begin GIVEN DATA

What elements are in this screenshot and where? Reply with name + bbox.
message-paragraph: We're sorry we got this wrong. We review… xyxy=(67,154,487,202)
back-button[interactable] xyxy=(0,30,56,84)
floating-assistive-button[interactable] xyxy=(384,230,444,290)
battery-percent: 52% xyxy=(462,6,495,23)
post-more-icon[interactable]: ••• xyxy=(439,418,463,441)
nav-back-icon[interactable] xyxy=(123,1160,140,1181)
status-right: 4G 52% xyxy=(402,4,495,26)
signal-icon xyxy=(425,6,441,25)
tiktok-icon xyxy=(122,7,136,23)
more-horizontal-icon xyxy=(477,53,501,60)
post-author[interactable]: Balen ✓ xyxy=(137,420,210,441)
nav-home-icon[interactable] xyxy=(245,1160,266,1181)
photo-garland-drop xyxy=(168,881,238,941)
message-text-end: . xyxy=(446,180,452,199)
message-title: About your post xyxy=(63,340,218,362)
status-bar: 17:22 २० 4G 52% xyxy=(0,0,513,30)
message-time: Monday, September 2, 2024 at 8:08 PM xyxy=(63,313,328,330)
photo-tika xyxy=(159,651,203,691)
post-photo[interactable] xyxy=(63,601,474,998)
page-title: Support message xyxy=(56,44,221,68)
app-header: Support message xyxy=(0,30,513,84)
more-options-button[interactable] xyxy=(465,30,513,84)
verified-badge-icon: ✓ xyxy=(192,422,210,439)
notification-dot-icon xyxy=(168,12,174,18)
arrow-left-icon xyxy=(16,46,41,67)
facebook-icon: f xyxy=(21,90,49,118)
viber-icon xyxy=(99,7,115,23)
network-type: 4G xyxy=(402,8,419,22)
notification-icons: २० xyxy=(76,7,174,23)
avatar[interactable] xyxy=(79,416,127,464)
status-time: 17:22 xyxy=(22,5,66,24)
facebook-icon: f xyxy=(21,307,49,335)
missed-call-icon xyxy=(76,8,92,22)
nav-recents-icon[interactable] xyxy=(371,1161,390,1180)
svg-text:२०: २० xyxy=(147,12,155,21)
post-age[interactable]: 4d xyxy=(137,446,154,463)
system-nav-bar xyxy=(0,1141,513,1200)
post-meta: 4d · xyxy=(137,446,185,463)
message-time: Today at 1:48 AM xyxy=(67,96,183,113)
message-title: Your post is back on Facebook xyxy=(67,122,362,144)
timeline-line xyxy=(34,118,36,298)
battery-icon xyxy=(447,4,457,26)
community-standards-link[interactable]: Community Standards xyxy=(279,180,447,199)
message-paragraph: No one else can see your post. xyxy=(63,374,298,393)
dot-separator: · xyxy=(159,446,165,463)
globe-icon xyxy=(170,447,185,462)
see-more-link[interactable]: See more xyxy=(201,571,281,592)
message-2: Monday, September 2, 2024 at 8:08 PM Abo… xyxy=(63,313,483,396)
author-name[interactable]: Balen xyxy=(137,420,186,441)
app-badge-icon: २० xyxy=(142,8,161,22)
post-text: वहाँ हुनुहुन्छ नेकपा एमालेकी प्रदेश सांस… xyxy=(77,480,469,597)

end GIVEN DATA

- [STATED GOAL]: Reproduce the listing word for word, starting at its first line and stopping after the line that contains "message-2: Monday, September".

- [PROBLEM SOLUTION]:
What elements are in this screenshot and where? Reply with name + bbox.
message-paragraph: We're sorry we got this wrong. We review… xyxy=(67,154,487,202)
back-button[interactable] xyxy=(0,30,56,84)
floating-assistive-button[interactable] xyxy=(384,230,444,290)
battery-percent: 52% xyxy=(462,6,495,23)
post-more-icon[interactable]: ••• xyxy=(439,418,463,441)
nav-back-icon[interactable] xyxy=(123,1160,140,1181)
status-right: 4G 52% xyxy=(402,4,495,26)
signal-icon xyxy=(425,6,441,25)
tiktok-icon xyxy=(122,7,136,23)
more-horizontal-icon xyxy=(477,53,501,60)
post-author[interactable]: Balen ✓ xyxy=(137,420,210,441)
nav-home-icon[interactable] xyxy=(245,1160,266,1181)
photo-garland-drop xyxy=(168,881,238,941)
message-text-end: . xyxy=(446,180,452,199)
message-title: About your post xyxy=(63,340,218,362)
status-bar: 17:22 २० 4G 52% xyxy=(0,0,513,30)
message-time: Monday, September 2, 2024 at 8:08 PM xyxy=(63,313,328,330)
photo-tika xyxy=(159,651,203,691)
post-photo[interactable] xyxy=(63,601,474,998)
page-title: Support message xyxy=(56,44,221,68)
app-header: Support message xyxy=(0,30,513,84)
more-options-button[interactable] xyxy=(465,30,513,84)
verified-badge-icon: ✓ xyxy=(192,422,210,439)
notification-dot-icon xyxy=(168,12,174,18)
arrow-left-icon xyxy=(16,46,41,67)
facebook-icon: f xyxy=(21,90,49,118)
viber-icon xyxy=(99,7,115,23)
network-type: 4G xyxy=(402,8,419,22)
notification-icons: २० xyxy=(76,7,174,23)
avatar[interactable] xyxy=(79,416,127,464)
status-time: 17:22 xyxy=(22,5,66,24)
facebook-icon: f xyxy=(21,307,49,335)
missed-call-icon xyxy=(76,8,92,22)
nav-recents-icon[interactable] xyxy=(371,1161,390,1180)
svg-text:२०: २० xyxy=(147,12,155,21)
post-age[interactable]: 4d xyxy=(137,446,154,463)
system-nav-bar xyxy=(0,1141,513,1200)
post-meta: 4d · xyxy=(137,446,185,463)
message-time: Today at 1:48 AM xyxy=(67,96,183,113)
message-title: Your post is back on Facebook xyxy=(67,122,362,144)
timeline-line xyxy=(34,118,36,298)
battery-icon xyxy=(447,4,457,26)
community-standards-link[interactable]: Community Standards xyxy=(279,180,447,199)
message-paragraph: No one else can see your post. xyxy=(63,374,298,393)
dot-separator: · xyxy=(159,446,165,463)
globe-icon xyxy=(170,447,185,462)
see-more-link[interactable]: See more xyxy=(201,571,281,592)
message-2: Monday, September 2, 2024 at 8:08 PM Abo… xyxy=(63,313,483,396)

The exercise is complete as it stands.